Make an exact copy of the lines, leaving the pictures out.

----------------------------------------

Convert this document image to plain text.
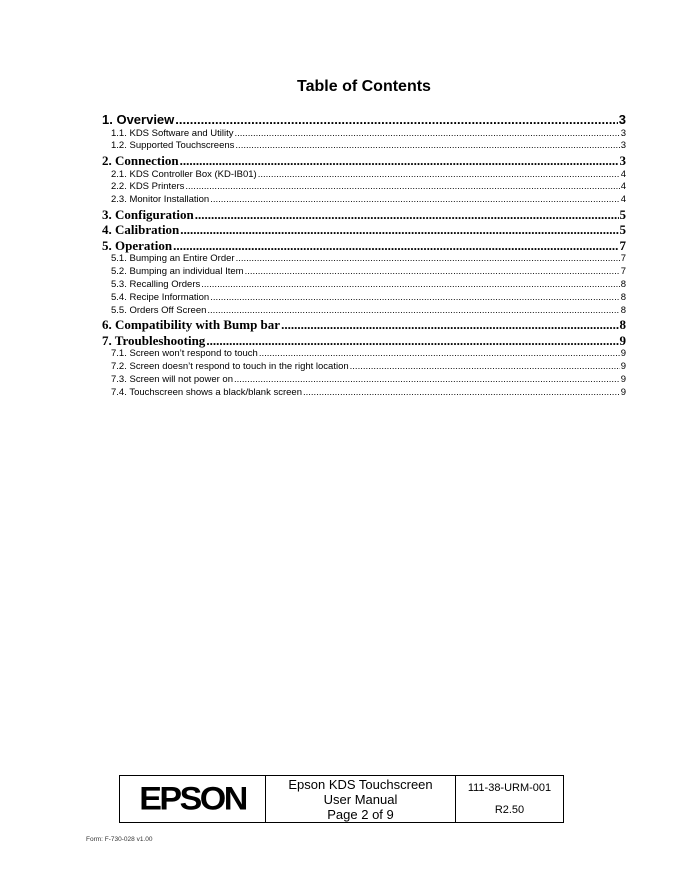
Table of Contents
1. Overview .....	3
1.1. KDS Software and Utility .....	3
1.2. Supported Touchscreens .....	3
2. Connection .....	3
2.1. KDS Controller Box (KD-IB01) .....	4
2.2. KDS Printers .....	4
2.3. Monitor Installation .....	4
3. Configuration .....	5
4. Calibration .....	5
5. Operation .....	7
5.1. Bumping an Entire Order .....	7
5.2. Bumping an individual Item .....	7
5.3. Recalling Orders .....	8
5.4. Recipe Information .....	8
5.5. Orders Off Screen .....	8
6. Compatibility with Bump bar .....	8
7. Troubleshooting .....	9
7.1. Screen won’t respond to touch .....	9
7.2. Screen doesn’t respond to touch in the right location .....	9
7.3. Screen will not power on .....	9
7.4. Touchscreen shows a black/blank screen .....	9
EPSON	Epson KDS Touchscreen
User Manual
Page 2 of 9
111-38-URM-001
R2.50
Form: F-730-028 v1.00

----------------------------------------

## [RESULT OF THE TASK]
Convert this document image to plain text.
Table of Contents
1. Overview .....	3
1.1. KDS Software and Utility .....	3
1.2. Supported Touchscreens .....	3
2. Connection .....	3
2.1. KDS Controller Box (KD-IB01) .....	4
2.2. KDS Printers .....	4
2.3. Monitor Installation .....	4
3. Configuration .....	5
4. Calibration .....	5
5. Operation .....	7
5.1. Bumping an Entire Order .....	7
5.2. Bumping an individual Item .....	7
5.3. Recalling Orders .....	8
5.4. Recipe Information .....	8
5.5. Orders Off Screen .....	8
6. Compatibility with Bump bar .....	8
7. Troubleshooting .....	9
7.1. Screen won’t respond to touch .....	9
7.2. Screen doesn’t respond to touch in the right location .....	9
7.3. Screen will not power on .....	9
7.4. Touchscreen shows a black/blank screen .....	9
EPSON	Epson KDS Touchscreen
User Manual
Page 2 of 9
111-38-URM-001
R2.50
Form: F-730-028 v1.00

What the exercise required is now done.